* _WHAT IS BEING ASKED_
Go through the listing below and gather every line with the word "JSON".

* _RECORDS TO USE_
** Start **
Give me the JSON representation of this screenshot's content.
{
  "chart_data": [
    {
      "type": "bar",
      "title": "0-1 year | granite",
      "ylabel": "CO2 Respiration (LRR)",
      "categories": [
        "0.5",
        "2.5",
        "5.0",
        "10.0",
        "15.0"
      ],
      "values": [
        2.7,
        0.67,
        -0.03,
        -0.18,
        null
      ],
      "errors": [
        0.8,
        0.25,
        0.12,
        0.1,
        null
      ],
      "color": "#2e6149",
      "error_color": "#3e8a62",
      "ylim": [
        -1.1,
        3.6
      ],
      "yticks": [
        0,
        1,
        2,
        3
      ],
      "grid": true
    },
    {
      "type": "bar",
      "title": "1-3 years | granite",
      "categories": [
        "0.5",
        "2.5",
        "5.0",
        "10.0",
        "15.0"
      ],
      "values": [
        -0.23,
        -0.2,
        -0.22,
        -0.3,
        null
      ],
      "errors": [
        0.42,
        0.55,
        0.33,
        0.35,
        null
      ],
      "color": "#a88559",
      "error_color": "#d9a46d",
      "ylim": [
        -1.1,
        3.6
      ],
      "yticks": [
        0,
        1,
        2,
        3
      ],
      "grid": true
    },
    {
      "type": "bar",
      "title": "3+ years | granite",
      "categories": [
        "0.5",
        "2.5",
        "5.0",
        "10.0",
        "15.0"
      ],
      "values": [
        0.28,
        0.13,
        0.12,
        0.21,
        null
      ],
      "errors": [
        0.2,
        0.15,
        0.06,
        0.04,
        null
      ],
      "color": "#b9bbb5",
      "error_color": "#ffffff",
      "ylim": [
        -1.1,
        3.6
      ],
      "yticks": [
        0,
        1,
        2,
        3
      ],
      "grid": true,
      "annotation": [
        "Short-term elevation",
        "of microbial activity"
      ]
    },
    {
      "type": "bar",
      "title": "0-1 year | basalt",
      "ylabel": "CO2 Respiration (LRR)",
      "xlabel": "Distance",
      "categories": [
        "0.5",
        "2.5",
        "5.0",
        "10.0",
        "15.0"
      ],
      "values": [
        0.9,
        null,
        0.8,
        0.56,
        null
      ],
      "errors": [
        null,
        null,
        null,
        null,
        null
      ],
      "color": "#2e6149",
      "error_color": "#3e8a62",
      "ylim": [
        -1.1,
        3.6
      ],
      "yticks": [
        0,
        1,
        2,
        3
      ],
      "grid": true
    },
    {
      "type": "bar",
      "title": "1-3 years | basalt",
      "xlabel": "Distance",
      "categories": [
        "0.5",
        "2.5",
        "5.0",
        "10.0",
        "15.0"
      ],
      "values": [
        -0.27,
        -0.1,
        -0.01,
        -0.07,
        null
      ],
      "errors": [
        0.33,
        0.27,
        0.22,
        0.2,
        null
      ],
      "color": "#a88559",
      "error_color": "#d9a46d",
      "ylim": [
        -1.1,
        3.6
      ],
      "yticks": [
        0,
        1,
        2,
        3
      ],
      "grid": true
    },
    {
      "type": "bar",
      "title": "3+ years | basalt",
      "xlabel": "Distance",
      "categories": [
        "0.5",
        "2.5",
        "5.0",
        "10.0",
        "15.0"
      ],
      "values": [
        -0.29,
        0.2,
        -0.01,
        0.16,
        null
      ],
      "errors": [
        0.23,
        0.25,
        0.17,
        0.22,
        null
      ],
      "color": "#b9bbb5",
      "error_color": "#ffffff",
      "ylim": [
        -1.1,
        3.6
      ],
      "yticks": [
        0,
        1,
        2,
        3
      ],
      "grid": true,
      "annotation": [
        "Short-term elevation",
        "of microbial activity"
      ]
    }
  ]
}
** End **
** Start **
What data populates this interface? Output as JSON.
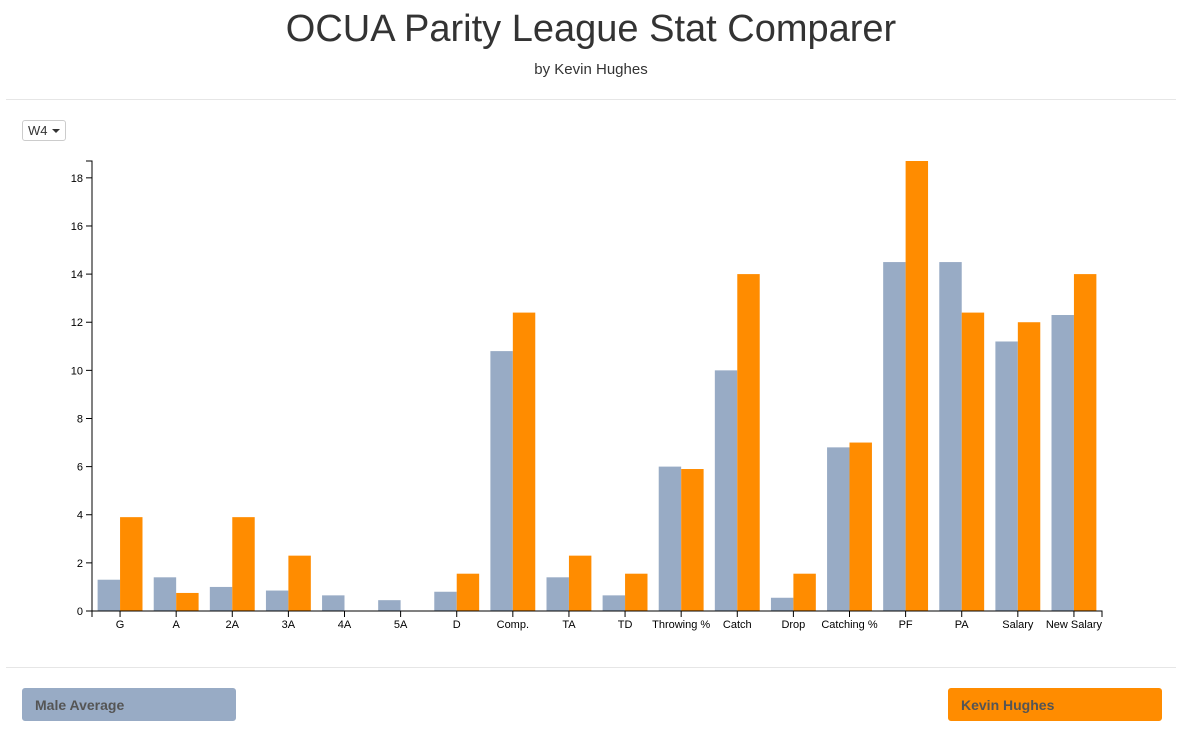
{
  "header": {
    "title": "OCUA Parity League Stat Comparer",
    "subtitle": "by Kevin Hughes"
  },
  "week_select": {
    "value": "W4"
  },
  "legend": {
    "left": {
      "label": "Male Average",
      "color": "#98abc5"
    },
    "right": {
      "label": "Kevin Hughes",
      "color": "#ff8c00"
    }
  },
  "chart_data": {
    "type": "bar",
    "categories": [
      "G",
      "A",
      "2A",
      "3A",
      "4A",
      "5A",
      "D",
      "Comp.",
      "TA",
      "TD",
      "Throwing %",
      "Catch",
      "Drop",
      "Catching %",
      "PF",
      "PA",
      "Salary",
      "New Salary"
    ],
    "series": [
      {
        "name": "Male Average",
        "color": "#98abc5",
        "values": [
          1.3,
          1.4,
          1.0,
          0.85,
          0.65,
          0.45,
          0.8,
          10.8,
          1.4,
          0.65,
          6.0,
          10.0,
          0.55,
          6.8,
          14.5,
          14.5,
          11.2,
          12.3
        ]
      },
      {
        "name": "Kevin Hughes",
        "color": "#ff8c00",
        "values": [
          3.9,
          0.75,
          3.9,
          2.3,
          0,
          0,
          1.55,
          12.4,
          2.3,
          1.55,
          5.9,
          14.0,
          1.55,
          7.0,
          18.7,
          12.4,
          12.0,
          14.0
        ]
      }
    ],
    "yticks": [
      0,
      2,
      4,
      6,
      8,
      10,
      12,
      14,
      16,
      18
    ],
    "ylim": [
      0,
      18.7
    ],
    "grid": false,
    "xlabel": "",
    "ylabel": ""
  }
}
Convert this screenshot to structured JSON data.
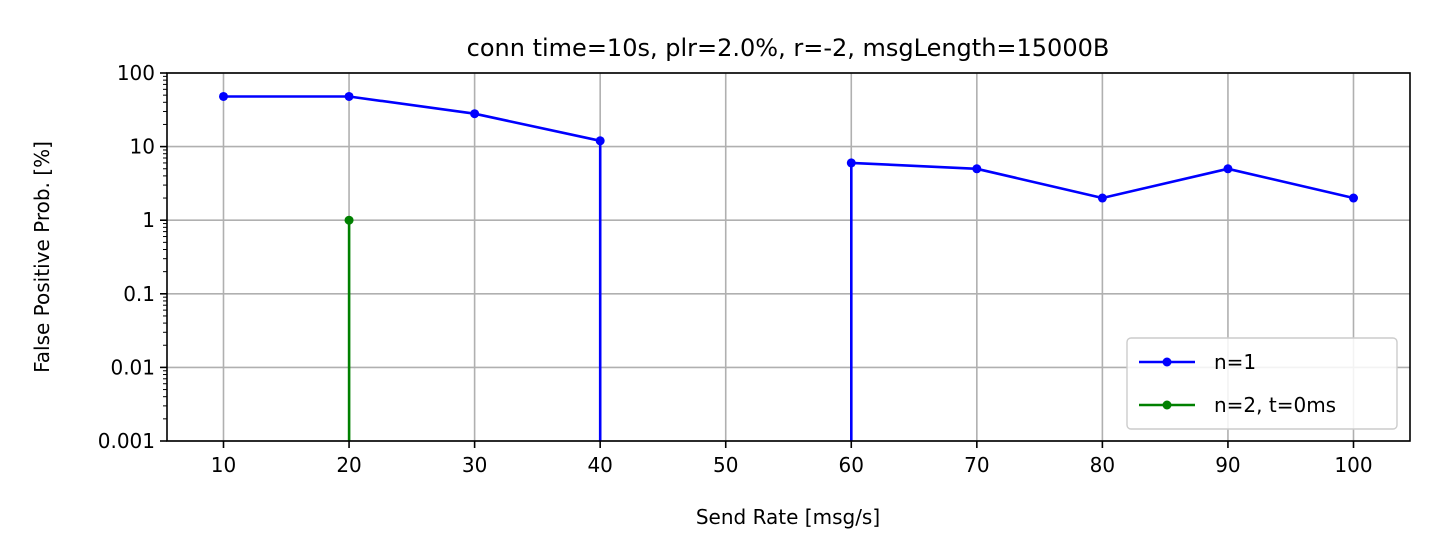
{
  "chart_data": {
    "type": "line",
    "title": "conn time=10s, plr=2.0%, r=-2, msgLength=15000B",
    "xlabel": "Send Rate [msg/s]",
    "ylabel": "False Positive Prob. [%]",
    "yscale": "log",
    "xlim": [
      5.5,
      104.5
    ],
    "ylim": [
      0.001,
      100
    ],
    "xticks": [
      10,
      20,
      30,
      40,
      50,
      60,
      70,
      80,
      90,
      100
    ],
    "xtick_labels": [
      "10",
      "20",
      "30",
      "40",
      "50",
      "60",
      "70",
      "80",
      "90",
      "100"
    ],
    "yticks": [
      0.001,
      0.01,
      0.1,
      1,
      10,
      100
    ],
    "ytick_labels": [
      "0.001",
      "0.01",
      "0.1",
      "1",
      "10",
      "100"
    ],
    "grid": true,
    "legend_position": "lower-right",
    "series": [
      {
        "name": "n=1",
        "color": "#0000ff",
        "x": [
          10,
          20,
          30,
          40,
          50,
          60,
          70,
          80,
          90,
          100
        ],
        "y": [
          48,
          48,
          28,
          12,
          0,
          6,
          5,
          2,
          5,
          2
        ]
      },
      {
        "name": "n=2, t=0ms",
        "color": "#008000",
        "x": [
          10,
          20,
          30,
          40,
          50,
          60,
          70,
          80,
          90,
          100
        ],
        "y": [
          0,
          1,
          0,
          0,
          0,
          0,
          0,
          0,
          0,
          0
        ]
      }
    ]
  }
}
** End **
* _CORRECT RESPONSE_
Give me the JSON representation of this screenshot's content.
What data populates this interface? Output as JSON.
Convert this screenshot to structured JSON data.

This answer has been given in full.